_Task instructions_: In the copy, include every entry exactly but none of the pictures.

____

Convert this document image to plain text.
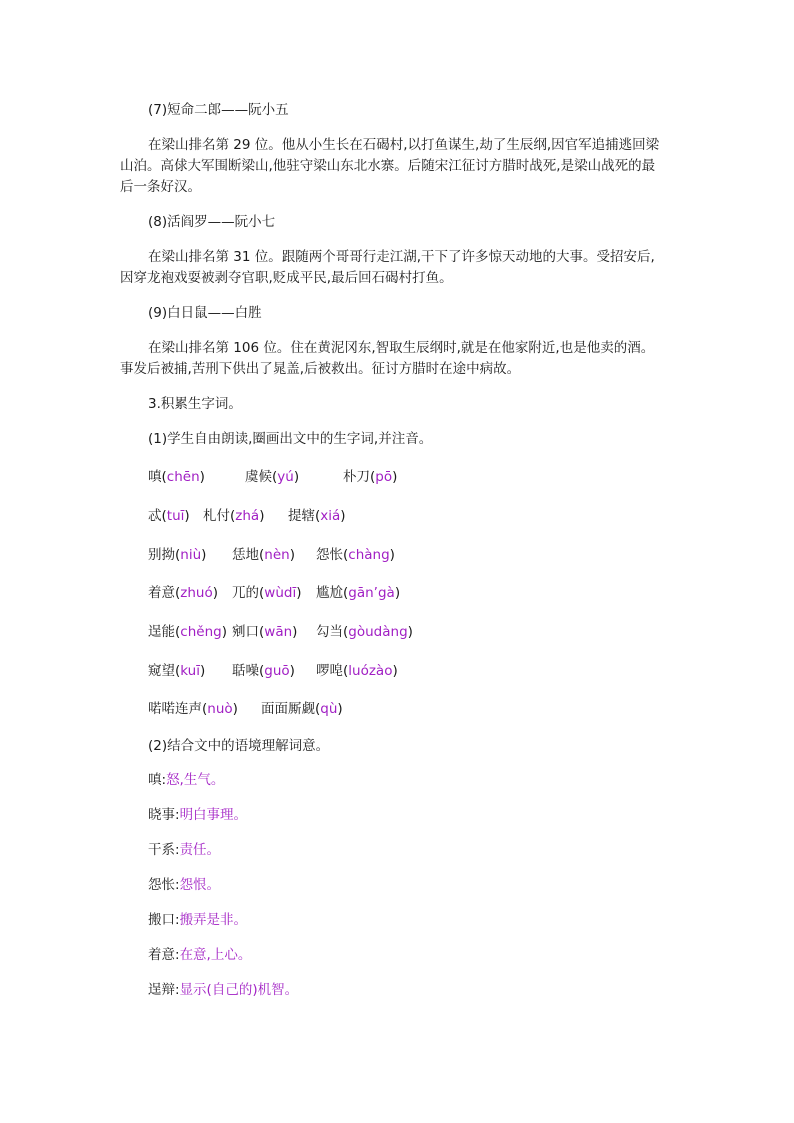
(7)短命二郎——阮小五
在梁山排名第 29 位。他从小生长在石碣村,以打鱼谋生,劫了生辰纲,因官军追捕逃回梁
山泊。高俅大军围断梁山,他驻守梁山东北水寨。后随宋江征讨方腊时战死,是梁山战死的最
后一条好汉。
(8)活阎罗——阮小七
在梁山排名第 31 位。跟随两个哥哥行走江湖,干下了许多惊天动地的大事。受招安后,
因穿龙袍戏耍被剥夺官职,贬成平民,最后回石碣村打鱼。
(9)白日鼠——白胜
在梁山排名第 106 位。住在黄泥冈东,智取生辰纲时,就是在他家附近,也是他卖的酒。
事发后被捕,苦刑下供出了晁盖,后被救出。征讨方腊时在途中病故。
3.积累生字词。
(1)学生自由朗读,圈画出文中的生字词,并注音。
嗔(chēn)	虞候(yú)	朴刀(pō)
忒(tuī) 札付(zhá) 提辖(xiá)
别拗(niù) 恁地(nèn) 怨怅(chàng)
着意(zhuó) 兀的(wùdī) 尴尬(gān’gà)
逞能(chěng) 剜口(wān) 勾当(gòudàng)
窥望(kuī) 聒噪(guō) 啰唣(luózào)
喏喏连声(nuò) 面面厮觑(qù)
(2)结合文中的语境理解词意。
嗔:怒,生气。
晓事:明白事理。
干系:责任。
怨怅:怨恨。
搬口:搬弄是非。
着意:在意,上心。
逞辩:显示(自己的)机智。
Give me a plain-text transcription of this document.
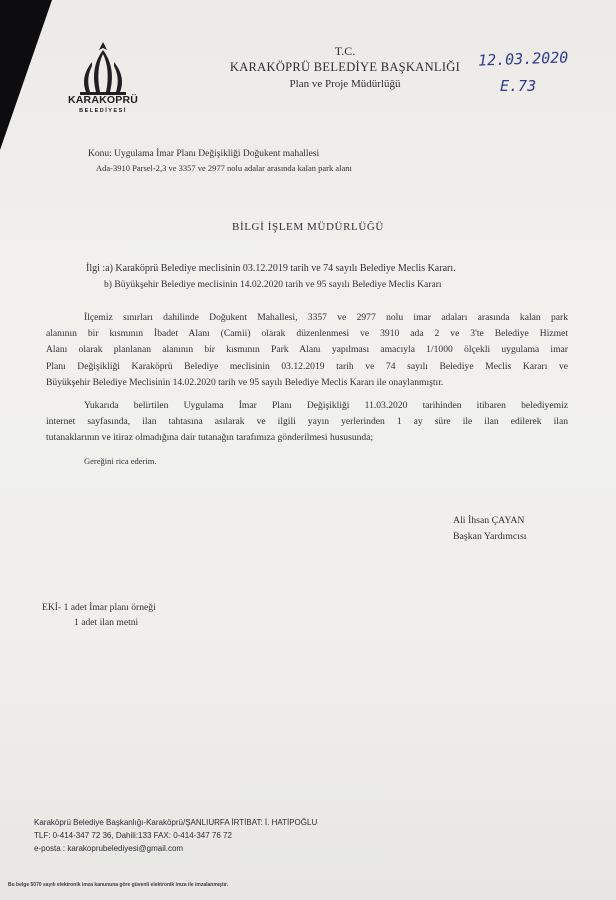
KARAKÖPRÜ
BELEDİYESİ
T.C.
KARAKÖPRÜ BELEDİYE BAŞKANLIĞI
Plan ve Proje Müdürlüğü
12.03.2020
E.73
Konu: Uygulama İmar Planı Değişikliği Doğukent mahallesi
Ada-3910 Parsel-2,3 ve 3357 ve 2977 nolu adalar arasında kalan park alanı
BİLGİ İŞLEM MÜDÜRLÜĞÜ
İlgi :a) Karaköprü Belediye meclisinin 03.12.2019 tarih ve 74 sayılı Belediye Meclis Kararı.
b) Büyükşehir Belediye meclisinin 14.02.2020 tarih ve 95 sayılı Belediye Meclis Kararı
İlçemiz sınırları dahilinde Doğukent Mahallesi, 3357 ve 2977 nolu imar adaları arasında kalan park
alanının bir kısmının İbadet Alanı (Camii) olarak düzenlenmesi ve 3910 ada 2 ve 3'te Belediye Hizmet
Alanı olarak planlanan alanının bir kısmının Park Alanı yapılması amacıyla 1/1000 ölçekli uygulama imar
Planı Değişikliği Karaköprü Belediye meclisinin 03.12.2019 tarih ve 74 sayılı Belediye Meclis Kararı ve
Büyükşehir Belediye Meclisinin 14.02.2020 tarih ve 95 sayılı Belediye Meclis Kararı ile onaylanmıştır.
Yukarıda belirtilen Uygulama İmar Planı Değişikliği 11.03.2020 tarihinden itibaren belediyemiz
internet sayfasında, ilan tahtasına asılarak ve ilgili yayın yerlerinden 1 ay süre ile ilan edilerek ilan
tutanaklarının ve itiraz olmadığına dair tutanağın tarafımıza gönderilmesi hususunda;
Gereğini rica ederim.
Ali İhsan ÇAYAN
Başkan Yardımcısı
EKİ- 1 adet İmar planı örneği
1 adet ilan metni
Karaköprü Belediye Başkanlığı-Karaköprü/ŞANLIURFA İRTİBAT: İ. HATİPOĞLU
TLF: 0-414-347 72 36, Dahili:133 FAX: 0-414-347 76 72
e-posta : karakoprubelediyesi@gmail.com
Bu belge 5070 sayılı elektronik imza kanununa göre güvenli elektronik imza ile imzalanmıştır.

____

_Exercise solution_:
Convert this document image to plain text.
(7)短命二郎——阮小五
在梁山排名第 29 位。他从小生长在石碣村,以打鱼谋生,劫了生辰纲,因官军追捕逃回梁
山泊。高俅大军围断梁山,他驻守梁山东北水寨。后随宋江征讨方腊时战死,是梁山战死的最
后一条好汉。
(8)活阎罗——阮小七
在梁山排名第 31 位。跟随两个哥哥行走江湖,干下了许多惊天动地的大事。受招安后,
因穿龙袍戏耍被剥夺官职,贬成平民,最后回石碣村打鱼。
(9)白日鼠——白胜
在梁山排名第 106 位。住在黄泥冈东,智取生辰纲时,就是在他家附近,也是他卖的酒。
事发后被捕,苦刑下供出了晁盖,后被救出。征讨方腊时在途中病故。
3.积累生字词。
(1)学生自由朗读,圈画出文中的生字词,并注音。
嗔(chēn)	虞候(yú)	朴刀(pō)
忒(tuī) 札付(zhá) 提辖(xiá)
别拗(niù) 恁地(nèn) 怨怅(chàng)
着意(zhuó) 兀的(wùdī) 尴尬(gān’gà)
逞能(chěng) 剜口(wān) 勾当(gòudàng)
窥望(kuī) 聒噪(guō) 啰唣(luózào)
喏喏连声(nuò) 面面厮觑(qù)
(2)结合文中的语境理解词意。
嗔:怒,生气。
晓事:明白事理。
干系:责任。
怨怅:怨恨。
搬口:搬弄是非。
着意:在意,上心。
逞辩:显示(自己的)机智。
Give me a plain-text transcription of this document.
KARAKÖPRÜ
BELEDİYESİ
T.C.
KARAKÖPRÜ BELEDİYE BAŞKANLIĞI
Plan ve Proje Müdürlüğü
12.03.2020
E.73
Konu: Uygulama İmar Planı Değişikliği Doğukent mahallesi
Ada-3910 Parsel-2,3 ve 3357 ve 2977 nolu adalar arasında kalan park alanı
BİLGİ İŞLEM MÜDÜRLÜĞÜ
İlgi :a) Karaköprü Belediye meclisinin 03.12.2019 tarih ve 74 sayılı Belediye Meclis Kararı.
b) Büyükşehir Belediye meclisinin 14.02.2020 tarih ve 95 sayılı Belediye Meclis Kararı
İlçemiz sınırları dahilinde Doğukent Mahallesi, 3357 ve 2977 nolu imar adaları arasında kalan park
alanının bir kısmının İbadet Alanı (Camii) olarak düzenlenmesi ve 3910 ada 2 ve 3'te Belediye Hizmet
Alanı olarak planlanan alanının bir kısmının Park Alanı yapılması amacıyla 1/1000 ölçekli uygulama imar
Planı Değişikliği Karaköprü Belediye meclisinin 03.12.2019 tarih ve 74 sayılı Belediye Meclis Kararı ve
Büyükşehir Belediye Meclisinin 14.02.2020 tarih ve 95 sayılı Belediye Meclis Kararı ile onaylanmıştır.
Yukarıda belirtilen Uygulama İmar Planı Değişikliği 11.03.2020 tarihinden itibaren belediyemiz
internet sayfasında, ilan tahtasına asılarak ve ilgili yayın yerlerinden 1 ay süre ile ilan edilerek ilan
tutanaklarının ve itiraz olmadığına dair tutanağın tarafımıza gönderilmesi hususunda;
Gereğini rica ederim.
Ali İhsan ÇAYAN
Başkan Yardımcısı
EKİ- 1 adet İmar planı örneği
1 adet ilan metni
Karaköprü Belediye Başkanlığı-Karaköprü/ŞANLIURFA İRTİBAT: İ. HATİPOĞLU
TLF: 0-414-347 72 36, Dahili:133 FAX: 0-414-347 76 72
e-posta : karakoprubelediyesi@gmail.com
Bu belge 5070 sayılı elektronik imza kanununa göre güvenli elektronik imza ile imzalanmıştır.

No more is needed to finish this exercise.